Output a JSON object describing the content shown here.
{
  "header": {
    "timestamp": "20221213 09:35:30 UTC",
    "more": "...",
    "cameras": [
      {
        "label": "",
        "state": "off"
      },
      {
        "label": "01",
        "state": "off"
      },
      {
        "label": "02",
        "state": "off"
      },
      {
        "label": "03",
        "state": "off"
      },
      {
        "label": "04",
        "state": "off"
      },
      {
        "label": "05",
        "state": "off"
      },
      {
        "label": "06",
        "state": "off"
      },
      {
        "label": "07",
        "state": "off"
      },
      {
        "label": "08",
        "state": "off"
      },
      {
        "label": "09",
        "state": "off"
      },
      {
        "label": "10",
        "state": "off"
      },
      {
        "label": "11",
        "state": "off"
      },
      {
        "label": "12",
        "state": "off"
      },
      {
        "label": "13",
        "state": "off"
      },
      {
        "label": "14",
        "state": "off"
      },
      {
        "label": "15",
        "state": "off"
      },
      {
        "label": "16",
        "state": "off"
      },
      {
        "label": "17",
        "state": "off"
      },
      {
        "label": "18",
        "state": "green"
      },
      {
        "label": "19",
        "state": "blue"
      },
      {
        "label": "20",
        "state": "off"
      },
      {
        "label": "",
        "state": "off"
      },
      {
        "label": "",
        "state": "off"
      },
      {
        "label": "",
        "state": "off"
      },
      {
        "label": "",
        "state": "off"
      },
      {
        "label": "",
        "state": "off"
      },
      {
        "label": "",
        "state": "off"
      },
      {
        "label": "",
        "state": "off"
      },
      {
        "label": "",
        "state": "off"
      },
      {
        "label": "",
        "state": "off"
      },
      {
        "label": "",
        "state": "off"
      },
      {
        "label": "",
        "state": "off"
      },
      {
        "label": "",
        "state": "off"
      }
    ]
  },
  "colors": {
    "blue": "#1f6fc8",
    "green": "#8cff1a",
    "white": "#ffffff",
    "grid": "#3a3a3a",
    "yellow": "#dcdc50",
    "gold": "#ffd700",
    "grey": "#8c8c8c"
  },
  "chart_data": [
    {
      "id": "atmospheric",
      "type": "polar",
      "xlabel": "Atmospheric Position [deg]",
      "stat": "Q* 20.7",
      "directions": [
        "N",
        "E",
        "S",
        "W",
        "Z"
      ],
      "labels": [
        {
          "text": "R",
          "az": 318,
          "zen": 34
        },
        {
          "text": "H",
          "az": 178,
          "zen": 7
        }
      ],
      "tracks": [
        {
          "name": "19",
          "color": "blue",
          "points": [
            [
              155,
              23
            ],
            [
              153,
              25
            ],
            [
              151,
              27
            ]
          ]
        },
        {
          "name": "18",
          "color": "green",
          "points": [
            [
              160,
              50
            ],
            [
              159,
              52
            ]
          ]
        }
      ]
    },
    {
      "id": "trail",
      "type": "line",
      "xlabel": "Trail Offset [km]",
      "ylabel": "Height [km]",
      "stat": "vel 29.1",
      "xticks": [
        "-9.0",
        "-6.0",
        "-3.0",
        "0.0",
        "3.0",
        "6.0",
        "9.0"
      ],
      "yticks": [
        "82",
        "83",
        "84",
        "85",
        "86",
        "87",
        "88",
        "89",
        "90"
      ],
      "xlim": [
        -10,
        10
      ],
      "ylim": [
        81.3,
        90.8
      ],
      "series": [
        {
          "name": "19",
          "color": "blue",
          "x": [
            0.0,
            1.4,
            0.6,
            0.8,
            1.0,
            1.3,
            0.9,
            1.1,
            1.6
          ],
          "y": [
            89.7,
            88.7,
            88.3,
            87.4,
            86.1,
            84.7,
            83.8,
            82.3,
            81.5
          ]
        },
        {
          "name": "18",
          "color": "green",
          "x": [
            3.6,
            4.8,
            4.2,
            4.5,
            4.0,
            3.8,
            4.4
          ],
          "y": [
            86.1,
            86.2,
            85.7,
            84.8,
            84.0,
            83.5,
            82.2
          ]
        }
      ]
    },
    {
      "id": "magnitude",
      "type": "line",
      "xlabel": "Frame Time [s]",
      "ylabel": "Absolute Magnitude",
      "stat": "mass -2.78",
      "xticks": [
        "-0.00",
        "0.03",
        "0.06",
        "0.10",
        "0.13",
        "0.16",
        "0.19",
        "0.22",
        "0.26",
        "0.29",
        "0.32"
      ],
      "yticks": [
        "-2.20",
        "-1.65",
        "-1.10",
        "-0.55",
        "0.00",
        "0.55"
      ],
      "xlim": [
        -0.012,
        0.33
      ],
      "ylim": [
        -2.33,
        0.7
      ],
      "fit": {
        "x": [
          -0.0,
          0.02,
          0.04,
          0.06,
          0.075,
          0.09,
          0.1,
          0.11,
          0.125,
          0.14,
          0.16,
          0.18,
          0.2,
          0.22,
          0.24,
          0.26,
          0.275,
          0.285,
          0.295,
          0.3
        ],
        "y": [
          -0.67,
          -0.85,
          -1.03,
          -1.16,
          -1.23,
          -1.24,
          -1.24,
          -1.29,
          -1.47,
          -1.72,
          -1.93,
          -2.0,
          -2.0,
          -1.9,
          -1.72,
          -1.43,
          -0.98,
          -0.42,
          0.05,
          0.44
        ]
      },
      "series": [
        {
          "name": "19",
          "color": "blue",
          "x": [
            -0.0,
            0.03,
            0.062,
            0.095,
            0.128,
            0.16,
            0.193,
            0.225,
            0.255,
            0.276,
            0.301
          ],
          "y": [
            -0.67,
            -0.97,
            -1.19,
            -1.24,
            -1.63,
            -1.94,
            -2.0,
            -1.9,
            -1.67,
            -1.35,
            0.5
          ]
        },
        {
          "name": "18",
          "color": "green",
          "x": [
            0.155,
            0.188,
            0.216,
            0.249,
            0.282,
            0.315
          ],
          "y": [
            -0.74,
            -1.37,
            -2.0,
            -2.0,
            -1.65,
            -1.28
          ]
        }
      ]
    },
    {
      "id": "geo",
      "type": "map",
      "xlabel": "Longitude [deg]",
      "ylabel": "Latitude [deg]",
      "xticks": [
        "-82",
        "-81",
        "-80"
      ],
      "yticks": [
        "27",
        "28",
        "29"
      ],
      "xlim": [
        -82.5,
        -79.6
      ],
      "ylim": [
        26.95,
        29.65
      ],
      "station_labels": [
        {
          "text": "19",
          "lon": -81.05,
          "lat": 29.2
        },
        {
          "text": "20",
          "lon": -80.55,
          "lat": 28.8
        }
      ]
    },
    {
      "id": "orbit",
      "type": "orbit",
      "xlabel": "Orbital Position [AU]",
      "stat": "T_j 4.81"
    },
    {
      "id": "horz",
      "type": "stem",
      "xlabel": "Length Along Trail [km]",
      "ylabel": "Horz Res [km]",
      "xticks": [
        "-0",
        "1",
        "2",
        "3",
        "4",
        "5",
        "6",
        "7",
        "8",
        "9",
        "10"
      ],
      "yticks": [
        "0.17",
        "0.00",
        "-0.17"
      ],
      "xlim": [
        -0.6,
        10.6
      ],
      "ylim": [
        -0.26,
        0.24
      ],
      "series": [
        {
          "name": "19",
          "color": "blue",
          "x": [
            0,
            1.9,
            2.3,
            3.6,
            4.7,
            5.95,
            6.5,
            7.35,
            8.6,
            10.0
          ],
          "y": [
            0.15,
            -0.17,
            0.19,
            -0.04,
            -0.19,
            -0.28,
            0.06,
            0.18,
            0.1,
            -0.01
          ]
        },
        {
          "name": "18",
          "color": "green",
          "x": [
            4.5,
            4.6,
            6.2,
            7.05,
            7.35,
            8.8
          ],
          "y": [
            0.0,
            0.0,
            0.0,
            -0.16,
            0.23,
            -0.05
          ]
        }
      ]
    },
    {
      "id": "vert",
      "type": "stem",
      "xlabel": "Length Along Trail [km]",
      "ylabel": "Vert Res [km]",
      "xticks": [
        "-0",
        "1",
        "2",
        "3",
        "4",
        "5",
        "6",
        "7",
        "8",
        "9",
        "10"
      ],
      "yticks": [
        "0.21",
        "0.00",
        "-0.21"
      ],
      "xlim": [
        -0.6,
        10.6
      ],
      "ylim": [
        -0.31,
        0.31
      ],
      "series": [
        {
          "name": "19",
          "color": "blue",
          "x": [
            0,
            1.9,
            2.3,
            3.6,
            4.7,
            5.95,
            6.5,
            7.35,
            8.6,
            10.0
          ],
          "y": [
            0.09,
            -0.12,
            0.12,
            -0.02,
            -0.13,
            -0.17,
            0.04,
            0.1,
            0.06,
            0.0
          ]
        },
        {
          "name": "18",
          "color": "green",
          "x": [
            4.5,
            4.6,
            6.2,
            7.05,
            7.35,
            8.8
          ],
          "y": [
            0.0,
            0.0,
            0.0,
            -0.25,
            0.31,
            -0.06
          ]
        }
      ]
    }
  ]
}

==========

• _Task prompt_
Find the count of lines in the data above where the string "xlabel" occurs. Provide that number alone.

• _Task answer_
7